Task prompt
Work out the number of lines containing "Please". Answer with nothing but that number.

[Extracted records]

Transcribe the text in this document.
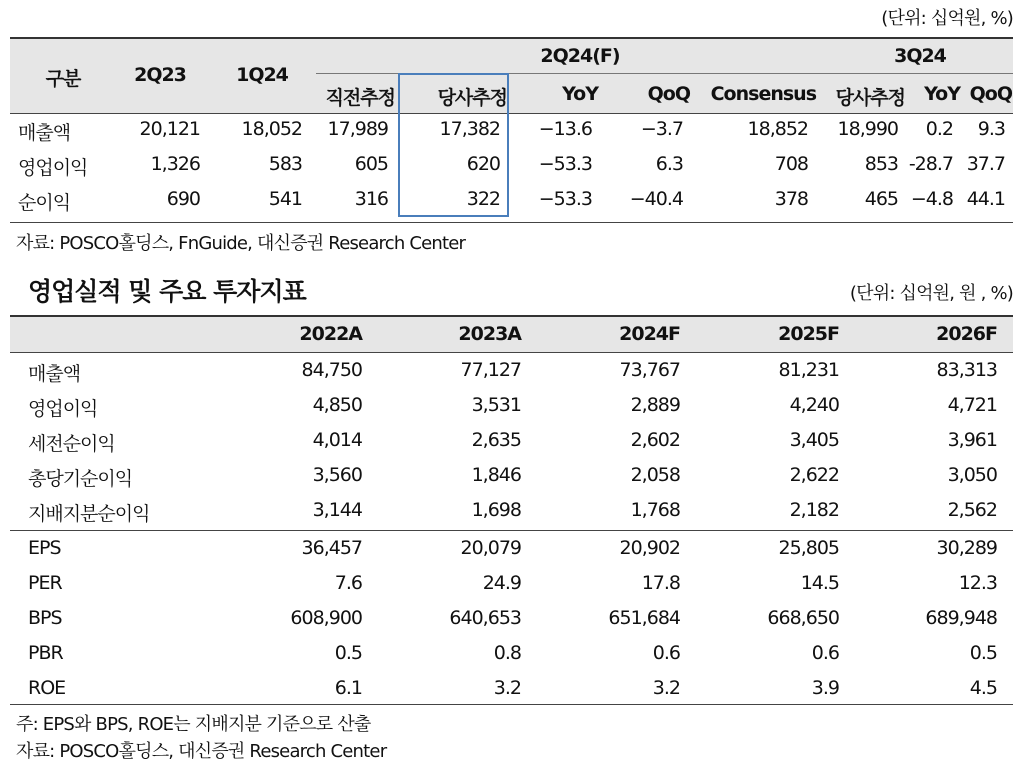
(단위: 십억원, %)
구분	2Q23	1Q24
2Q24(F)	3Q24
직전추정	당사추정	YoY	QoQ	Consensus	당사추정	YoY QoQ
매출액	20,121	18,052	17,989	17,382	−13.6	−3.7	18,852	18,990	0.2	9.3
영업이익	1,326	583	605	620	−53.3	6.3	708	853 -28.7 37.7
순이익	690	541	316	322	−53.3	−40.4	378	465 −4.8 44.1
자료: POSCO홀딩스, FnGuide, 대신증권 Research Center
영업실적 및 주요 투자지표	(단위: 십억원, 원 , %)
2022A	2023A	2024F	2025F	2026F
매출액	84,750	77,127	73,767	81,231	83,313
영업이익	4,850	3,531	2,889	4,240	4,721
세전순이익	4,014	2,635	2,602	3,405	3,961
총당기순이익	3,560	1,846	2,058	2,622	3,050
지배지분순이익	3,144	1,698	1,768	2,182	2,562
EPS	36,457	20,079	20,902	25,805	30,289
PER	7.6	24.9	17.8	14.5	12.3
BPS	608,900	640,653	651,684	668,650	689,948
PBR	0.5	0.8	0.6	0.6	0.5
ROE	6.1	3.2	3.2	3.9	4.5
주: EPS와 BPS, ROE는 지배지분 기준으로 산출
자료: POSCO홀딩스, 대신증권 Research Center
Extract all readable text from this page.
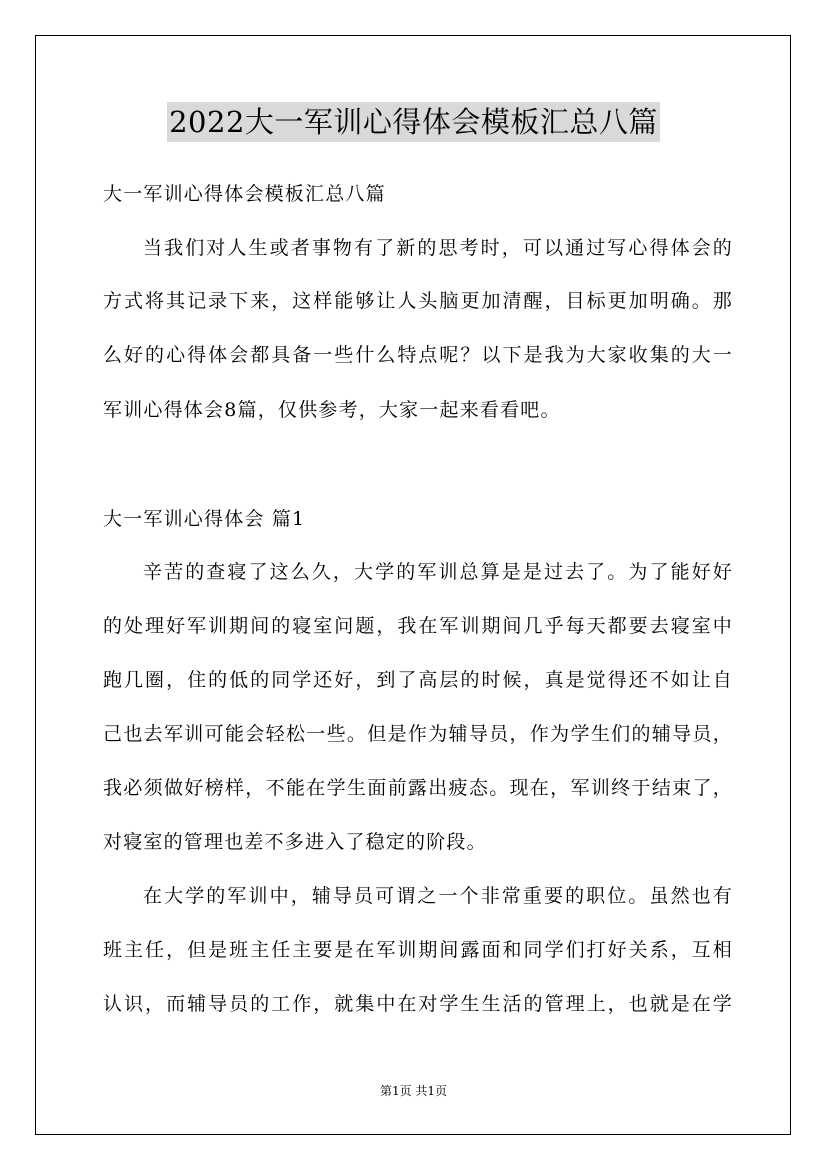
2022大一军训心得体会模板汇总八篇
大一军训心得体会模板汇总八篇
当我们对人生或者事物有了新的思考时，可以通过写心得体会的
方式将其记录下来，这样能够让人头脑更加清醒，目标更加明确。那
么好的心得体会都具备一些什么特点呢？以下是我为大家收集的大一
军训心得体会8篇，仅供参考，大家一起来看看吧。
大一军训心得体会 篇1
辛苦的查寝了这么久，大学的军训总算是是过去了。为了能好好
的处理好军训期间的寝室问题，我在军训期间几乎每天都要去寝室中
跑几圈，住的低的同学还好，到了高层的时候，真是觉得还不如让自
己也去军训可能会轻松一些。但是作为辅导员，作为学生们的辅导员，
我必须做好榜样，不能在学生面前露出疲态。现在，军训终于结束了，
对寝室的管理也差不多进入了稳定的阶段。
在大学的军训中，辅导员可谓之一个非常重要的职位。虽然也有
班主任，但是班主任主要是在军训期间露面和同学们打好关系，互相
认识，而辅导员的工作，就集中在对学生生活的管理上，也就是在学
第1页 共1页
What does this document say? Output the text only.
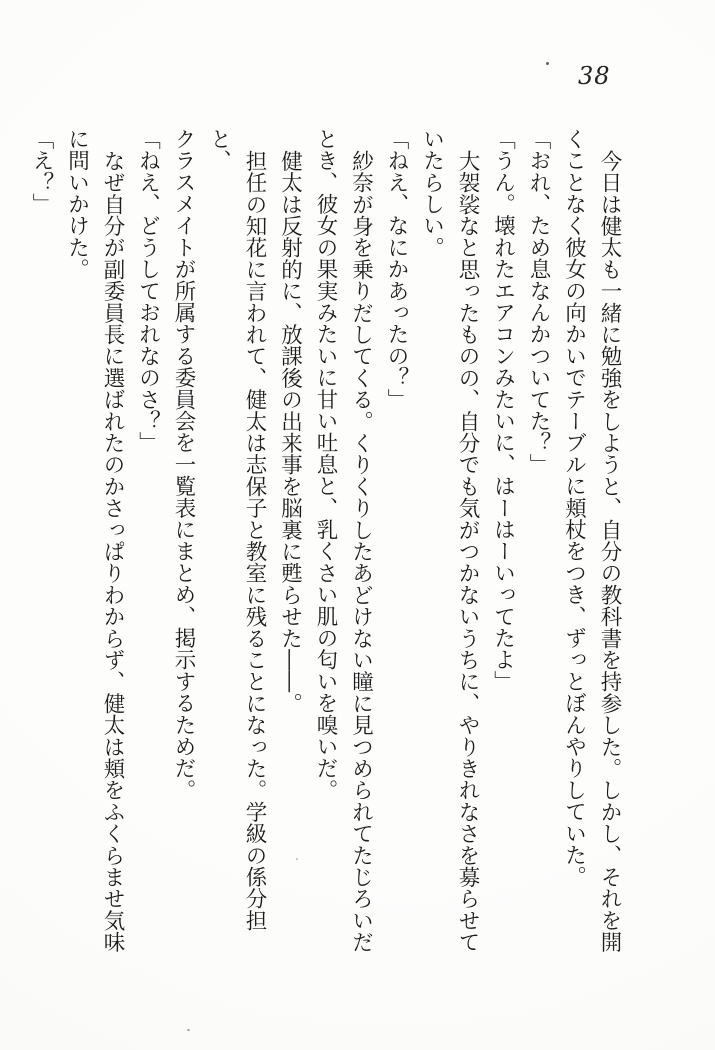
38
今日は健太も一緒に勉強をしようと、自分の教科書を持参した。しかし、それを開
くことなく彼女の向かいでテーブルに頬杖をつき、ずっとぼんやりしていた。
「おれ、ため息なんかついてた？」
「うん。壊れたエアコンみたいに、はーはーいってたよ」
大袈裟なと思ったものの、自分でも気がつかないうちに、やりきれなさを募らせて
いたらしい。
「ねえ、なにかあったの？」
紗奈が身を乗りだしてくる。くりくりしたあどけない瞳に見つめられてたじろいだ
とき、彼女の果実みたいに甘い吐息と、乳くさい肌の匂いを嗅いだ。
健太は反射的に、放課後の出来事を脳裏に甦らせた――。
担任の知花に言われて、健太は志保子と教室に残ることになった。学級の係分担と、
クラスメイトが所属する委員会を一覧表にまとめ、掲示するためだ。
「ねえ、どうしておれなのさ？」
なぜ自分が副委員長に選ばれたのかさっぱりわからず、健太は頬をふくらませ気味
に問いかけた。
「え？」
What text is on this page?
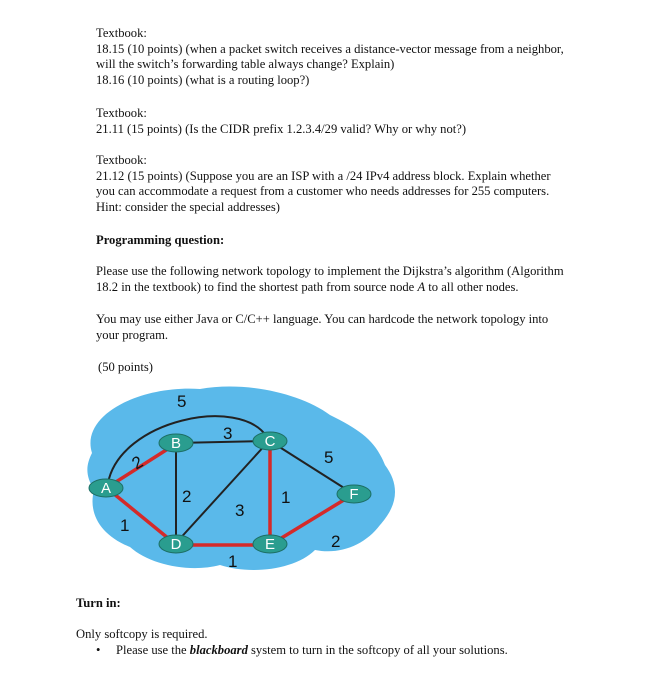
Textbook:
18.15 (10 points) (when a packet switch receives a distance-vector message from a neighbor,
will the switch’s forwarding table always change? Explain)
18.16 (10 points) (what is a routing loop?)
Textbook:
21.11 (15 points) (Is the CIDR prefix 1.2.3.4/29 valid? Why or why not?)
Textbook:
21.12 (15 points) (Suppose you are an ISP with a /24 IPv4 address block. Explain whether
you can accommodate a request from a customer who needs addresses for 255 computers.
Hint: consider the special addresses)
Programming question:
Please use the following network topology to implement the Dijkstra’s algorithm (Algorithm
18.2 in the textbook) to find the shortest path from source node A to all other nodes.
You may use either Java or C/C++ language. You can hardcode the network topology into
your program.
(50 points)
A
B	C
D	E
F
5
3
2	5
2
3
1
1
1
2
Turn in:
Only softcopy is required.
• Please use the blackboard system to turn in the softcopy of all your solutions.
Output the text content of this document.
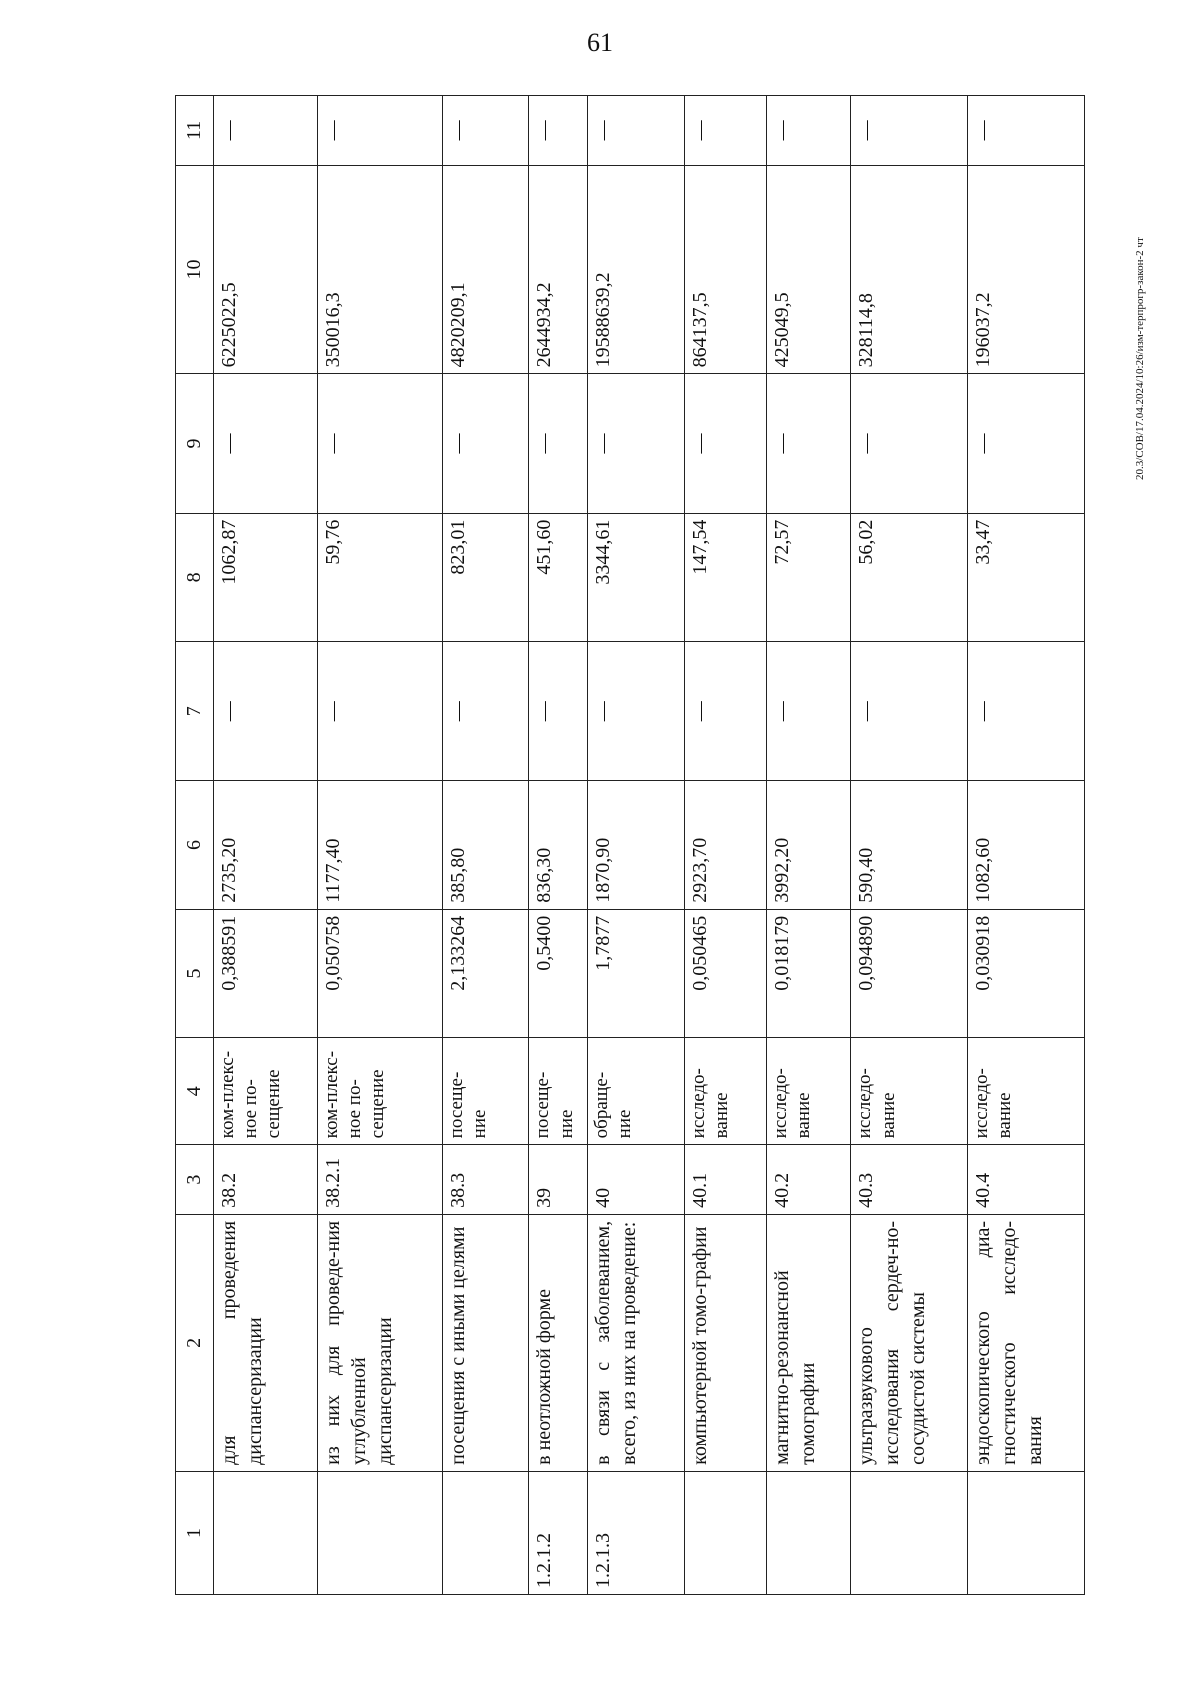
61
20.3/СОВ/17.04.2024/10:26/изм-терпрогр-закон-2 чт
1	2	3	4	5	6	7	8	9	10	11
	для проведения диспансеризации	38.2	ком-плекс-ное по-сещение	0,388591	2735,20	—	1062,87	—	6225022,5	—
	из них для проведе-ния углубленной диспансеризации	38.2.1	ком-плекс-ное по-сещение	0,050758	1177,40	—	59,76	—	350016,3	—
	посещения с иными целями	38.3	посеще-ние	2,133264	385,80	—	823,01	—	4820209,1	—
1.2.1.2	в неотложной форме	39	посеще-ние	0,5400	836,30	—	451,60	—	2644934,2	—
1.2.1.3	в связи с заболеванием, всего, из них на проведение:	40	обраще-ние	1,7877	1870,90	—	3344,61	—	19588639,2	—
	компьютерной томо-графии	40.1	исследо-вание	0,050465	2923,70	—	147,54	—	864137,5	—
	магнитно-резонансной томографии	40.2	исследо-вание	0,018179	3992,20	—	72,57	—	425049,5	—
	ультразвукового исследования сердеч-но-сосудистой системы	40.3	исследо-вание	0,094890	590,40	—	56,02	—	328114,8	—
	эндоскопического диа-гностического исследо-вания	40.4	исследо-вание	0,030918	1082,60	—	33,47	—	196037,2	—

Written response
2